— start Quoted text —

Getting Data In

Automatically remove events older than one year

Builder

I have a requirement to have data older than one year removed from Splunk. By "older than year", I mean the event has to be older than one year, not necessarily when it was indexed.

In my indexes.conf file, I set:

[main]
frozenTimePeriodInSecs = 31536000

31536000 seconds should be one year.

And yet it's showing the earliest events (185,000 of them) as July 18, 2010 (today is August 15, 2011). It was my expectation that the earliest event would be August 15, 2010. Tomorrow's earliest event would be August 16, 2010, etc...

How can I instruct Splunk to automatically purge events older than one year?

Thanks!

Tags (2)

SplunkTrust
SplunkTrust

Splunk removes (freezes) data whole buckets at a time. It can't freeze the bucket until the newest event within the bucket is older than frozenTimePeriodInSecs. You could use the dbinspect search command ( http://docs.splunk.com/Documentation/Splunk/latest/SearchReference/Dbinspect ) to examine your buckets and evaluate how large of a time range the bucket covers. That will give you an idea at least of how long past a year you can expect the OLDEST event in the bucket to stick around.

— end Quoted text —
— start Items —

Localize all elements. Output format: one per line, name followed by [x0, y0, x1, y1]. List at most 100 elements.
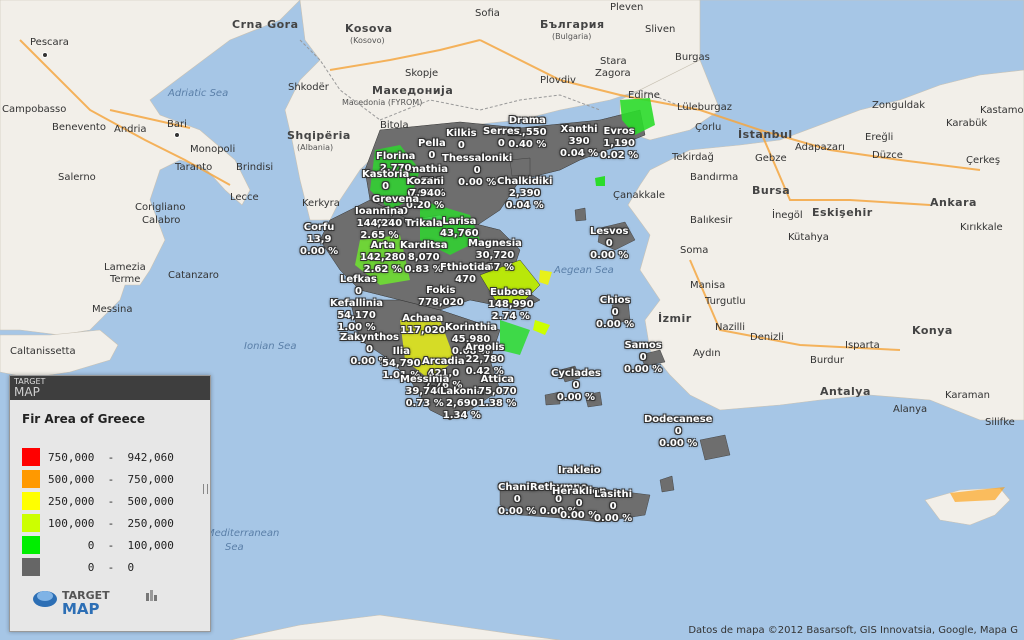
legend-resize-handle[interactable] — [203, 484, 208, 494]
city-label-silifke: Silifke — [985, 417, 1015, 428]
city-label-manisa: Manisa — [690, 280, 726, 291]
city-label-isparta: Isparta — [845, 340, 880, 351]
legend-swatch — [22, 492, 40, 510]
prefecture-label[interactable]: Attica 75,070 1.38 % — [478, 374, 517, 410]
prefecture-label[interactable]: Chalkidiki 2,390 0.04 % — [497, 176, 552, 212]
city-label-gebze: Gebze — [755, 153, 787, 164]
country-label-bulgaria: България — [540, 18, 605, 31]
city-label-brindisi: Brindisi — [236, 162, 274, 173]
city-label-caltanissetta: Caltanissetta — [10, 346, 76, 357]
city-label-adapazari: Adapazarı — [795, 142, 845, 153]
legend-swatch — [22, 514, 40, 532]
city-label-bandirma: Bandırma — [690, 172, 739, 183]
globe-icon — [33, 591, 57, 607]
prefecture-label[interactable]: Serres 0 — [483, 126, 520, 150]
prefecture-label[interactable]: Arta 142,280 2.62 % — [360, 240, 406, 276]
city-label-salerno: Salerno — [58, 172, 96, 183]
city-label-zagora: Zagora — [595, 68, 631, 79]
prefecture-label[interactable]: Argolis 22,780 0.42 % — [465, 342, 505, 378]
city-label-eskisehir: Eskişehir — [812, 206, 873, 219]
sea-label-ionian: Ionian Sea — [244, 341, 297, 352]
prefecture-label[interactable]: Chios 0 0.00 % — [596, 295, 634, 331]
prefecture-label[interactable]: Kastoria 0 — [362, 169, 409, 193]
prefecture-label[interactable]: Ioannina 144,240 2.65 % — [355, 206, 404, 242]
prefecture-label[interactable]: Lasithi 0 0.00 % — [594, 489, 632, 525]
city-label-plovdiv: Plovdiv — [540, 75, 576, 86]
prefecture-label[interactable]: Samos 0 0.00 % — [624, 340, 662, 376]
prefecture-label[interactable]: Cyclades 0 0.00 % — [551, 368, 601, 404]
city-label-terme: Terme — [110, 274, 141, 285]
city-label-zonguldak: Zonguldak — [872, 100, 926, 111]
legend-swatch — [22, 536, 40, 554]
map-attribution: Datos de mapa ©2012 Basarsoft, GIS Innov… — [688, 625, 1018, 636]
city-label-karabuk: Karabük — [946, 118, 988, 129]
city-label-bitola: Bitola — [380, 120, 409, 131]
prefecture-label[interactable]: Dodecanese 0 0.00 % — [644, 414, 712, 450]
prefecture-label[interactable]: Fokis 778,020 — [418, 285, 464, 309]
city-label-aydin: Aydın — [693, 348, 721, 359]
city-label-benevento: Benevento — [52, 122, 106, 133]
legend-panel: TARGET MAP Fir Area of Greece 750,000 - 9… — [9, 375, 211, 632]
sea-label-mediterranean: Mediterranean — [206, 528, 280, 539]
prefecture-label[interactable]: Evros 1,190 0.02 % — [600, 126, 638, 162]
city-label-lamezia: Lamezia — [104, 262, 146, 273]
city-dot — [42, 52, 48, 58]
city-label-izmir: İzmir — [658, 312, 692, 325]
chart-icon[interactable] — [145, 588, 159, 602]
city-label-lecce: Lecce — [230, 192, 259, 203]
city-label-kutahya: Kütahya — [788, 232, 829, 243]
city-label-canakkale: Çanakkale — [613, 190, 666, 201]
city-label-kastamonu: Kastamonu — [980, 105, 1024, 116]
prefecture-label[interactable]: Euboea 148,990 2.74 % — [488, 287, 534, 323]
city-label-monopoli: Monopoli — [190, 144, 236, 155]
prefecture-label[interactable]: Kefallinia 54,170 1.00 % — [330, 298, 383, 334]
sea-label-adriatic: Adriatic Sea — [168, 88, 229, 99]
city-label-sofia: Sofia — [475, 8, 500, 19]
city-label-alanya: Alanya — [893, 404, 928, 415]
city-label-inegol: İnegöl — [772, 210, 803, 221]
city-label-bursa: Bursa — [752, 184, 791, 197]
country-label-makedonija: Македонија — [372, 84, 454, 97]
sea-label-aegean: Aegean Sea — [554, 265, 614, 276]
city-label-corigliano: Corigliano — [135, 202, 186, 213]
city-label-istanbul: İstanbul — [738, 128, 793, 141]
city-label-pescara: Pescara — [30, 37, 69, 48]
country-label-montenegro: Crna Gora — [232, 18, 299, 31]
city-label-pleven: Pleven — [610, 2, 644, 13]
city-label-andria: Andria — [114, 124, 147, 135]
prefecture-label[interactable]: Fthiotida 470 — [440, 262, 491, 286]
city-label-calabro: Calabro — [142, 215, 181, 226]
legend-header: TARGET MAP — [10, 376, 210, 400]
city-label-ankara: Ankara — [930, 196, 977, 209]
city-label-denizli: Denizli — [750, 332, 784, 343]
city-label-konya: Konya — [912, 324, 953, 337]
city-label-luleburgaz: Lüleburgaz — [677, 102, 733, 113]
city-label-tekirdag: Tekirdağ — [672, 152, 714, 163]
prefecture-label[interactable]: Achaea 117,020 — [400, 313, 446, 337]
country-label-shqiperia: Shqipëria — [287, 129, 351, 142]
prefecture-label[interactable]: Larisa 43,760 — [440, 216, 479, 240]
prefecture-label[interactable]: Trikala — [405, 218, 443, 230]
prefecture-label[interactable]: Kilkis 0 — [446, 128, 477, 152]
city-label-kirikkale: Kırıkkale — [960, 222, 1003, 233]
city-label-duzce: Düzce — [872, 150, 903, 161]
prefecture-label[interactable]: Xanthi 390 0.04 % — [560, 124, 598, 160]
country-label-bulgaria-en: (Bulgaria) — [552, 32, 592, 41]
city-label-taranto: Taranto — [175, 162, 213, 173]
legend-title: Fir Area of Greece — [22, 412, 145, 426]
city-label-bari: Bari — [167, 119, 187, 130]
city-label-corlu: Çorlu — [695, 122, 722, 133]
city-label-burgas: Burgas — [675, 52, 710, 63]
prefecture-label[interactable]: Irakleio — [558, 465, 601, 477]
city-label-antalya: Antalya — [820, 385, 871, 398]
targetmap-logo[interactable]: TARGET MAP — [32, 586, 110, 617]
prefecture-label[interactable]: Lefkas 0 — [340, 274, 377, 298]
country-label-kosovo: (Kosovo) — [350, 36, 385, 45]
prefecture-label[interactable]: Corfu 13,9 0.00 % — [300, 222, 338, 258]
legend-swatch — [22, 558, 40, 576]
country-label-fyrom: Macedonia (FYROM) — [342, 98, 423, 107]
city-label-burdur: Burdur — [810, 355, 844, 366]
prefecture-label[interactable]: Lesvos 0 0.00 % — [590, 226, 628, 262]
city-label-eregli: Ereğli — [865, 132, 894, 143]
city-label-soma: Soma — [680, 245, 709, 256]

— end Items —

• Short problem A: According to the forum thread, when can Splunk freeze a bucket?
• Short problem B: Copy the passage of the forum thread starting at "In my indexes.conf" and ending at "16, 2010, etc...".
Answer from the forum thread alone, not from the records.

• Task output A: Only after the newest event within the bucket is older than frozenTimePeriodInSecs.

• Task output B:
In my indexes.conf file, I set:

[main]
frozenTimePeriodInSecs = 31536000

31536000 seconds should be one year.

And yet it's showing the earliest events (185,000 of them) as July 18, 2010 (today is August 15, 2011). It was my expectation that the earliest event would be August 15, 2010. Tomorrow's earliest event would be August 16, 2010, etc...